Brief –
Repeat the whole listing exactly as written.

Data entries –

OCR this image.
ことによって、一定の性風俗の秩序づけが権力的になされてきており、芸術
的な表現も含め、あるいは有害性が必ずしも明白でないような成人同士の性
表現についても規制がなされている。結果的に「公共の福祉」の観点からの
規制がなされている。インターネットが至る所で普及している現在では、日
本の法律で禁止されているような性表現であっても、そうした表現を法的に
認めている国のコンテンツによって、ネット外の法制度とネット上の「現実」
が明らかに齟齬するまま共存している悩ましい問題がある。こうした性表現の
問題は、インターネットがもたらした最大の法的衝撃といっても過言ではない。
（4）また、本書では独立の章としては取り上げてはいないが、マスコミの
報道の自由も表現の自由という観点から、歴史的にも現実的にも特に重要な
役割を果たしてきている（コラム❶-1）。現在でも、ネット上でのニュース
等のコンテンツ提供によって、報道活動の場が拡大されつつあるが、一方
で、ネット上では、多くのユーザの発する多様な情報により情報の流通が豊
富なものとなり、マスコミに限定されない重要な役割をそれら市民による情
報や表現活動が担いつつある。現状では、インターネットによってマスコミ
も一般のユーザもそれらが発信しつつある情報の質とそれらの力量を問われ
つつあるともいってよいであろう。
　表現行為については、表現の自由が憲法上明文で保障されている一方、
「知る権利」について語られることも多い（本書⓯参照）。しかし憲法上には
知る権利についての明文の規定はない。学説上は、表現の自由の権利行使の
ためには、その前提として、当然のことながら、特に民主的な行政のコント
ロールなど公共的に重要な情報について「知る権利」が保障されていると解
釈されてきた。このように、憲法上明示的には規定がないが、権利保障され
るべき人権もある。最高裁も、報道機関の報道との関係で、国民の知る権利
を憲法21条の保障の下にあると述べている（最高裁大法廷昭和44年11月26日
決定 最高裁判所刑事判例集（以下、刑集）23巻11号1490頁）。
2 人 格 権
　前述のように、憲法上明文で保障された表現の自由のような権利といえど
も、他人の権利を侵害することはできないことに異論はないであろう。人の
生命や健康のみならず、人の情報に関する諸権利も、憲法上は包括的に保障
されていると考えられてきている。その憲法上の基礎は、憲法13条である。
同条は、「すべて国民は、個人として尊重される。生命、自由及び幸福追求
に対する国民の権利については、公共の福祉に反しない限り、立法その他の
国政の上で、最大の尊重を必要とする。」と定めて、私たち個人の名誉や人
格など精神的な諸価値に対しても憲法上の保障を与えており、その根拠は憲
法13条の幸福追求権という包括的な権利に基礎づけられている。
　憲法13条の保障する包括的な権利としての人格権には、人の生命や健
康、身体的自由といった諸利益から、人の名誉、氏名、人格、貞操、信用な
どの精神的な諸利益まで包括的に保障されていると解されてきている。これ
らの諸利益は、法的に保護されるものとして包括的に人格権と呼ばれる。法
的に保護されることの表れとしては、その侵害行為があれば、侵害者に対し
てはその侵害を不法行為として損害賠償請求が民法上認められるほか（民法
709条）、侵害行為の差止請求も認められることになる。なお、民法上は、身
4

Solution for this problem –
OCR this image.
ことによって、一定の性風俗の秩序づけが権力的になされてきており、芸術
的な表現も含め、あるいは有害性が必ずしも明白でないような成人同士の性
表現についても規制がなされている。結果的に「公共の福祉」の観点からの
規制がなされている。インターネットが至る所で普及している現在では、日
本の法律で禁止されているような性表現であっても、そうした表現を法的に
認めている国のコンテンツによって、ネット外の法制度とネット上の「現実」
が明らかに齟齬するまま共存している悩ましい問題がある。こうした性表現の
問題は、インターネットがもたらした最大の法的衝撃といっても過言ではない。
（4）また、本書では独立の章としては取り上げてはいないが、マスコミの
報道の自由も表現の自由という観点から、歴史的にも現実的にも特に重要な
役割を果たしてきている（コラム❶-1）。現在でも、ネット上でのニュース
等のコンテンツ提供によって、報道活動の場が拡大されつつあるが、一方
で、ネット上では、多くのユーザの発する多様な情報により情報の流通が豊
富なものとなり、マスコミに限定されない重要な役割をそれら市民による情
報や表現活動が担いつつある。現状では、インターネットによってマスコミ
も一般のユーザもそれらが発信しつつある情報の質とそれらの力量を問われ
つつあるともいってよいであろう。
　表現行為については、表現の自由が憲法上明文で保障されている一方、
「知る権利」について語られることも多い（本書⓯参照）。しかし憲法上には
知る権利についての明文の規定はない。学説上は、表現の自由の権利行使の
ためには、その前提として、当然のことながら、特に民主的な行政のコント
ロールなど公共的に重要な情報について「知る権利」が保障されていると解
釈されてきた。このように、憲法上明示的には規定がないが、権利保障され
るべき人権もある。最高裁も、報道機関の報道との関係で、国民の知る権利
を憲法21条の保障の下にあると述べている（最高裁大法廷昭和44年11月26日
決定 最高裁判所刑事判例集（以下、刑集）23巻11号1490頁）。
2 人 格 権
　前述のように、憲法上明文で保障された表現の自由のような権利といえど
も、他人の権利を侵害することはできないことに異論はないであろう。人の
生命や健康のみならず、人の情報に関する諸権利も、憲法上は包括的に保障
されていると考えられてきている。その憲法上の基礎は、憲法13条である。
同条は、「すべて国民は、個人として尊重される。生命、自由及び幸福追求
に対する国民の権利については、公共の福祉に反しない限り、立法その他の
国政の上で、最大の尊重を必要とする。」と定めて、私たち個人の名誉や人
格など精神的な諸価値に対しても憲法上の保障を与えており、その根拠は憲
法13条の幸福追求権という包括的な権利に基礎づけられている。
　憲法13条の保障する包括的な権利としての人格権には、人の生命や健
康、身体的自由といった諸利益から、人の名誉、氏名、人格、貞操、信用な
どの精神的な諸利益まで包括的に保障されていると解されてきている。これ
らの諸利益は、法的に保護されるものとして包括的に人格権と呼ばれる。法
的に保護されることの表れとしては、その侵害行為があれば、侵害者に対し
てはその侵害を不法行為として損害賠償請求が民法上認められるほか（民法
709条）、侵害行為の差止請求も認められることになる。なお、民法上は、身
4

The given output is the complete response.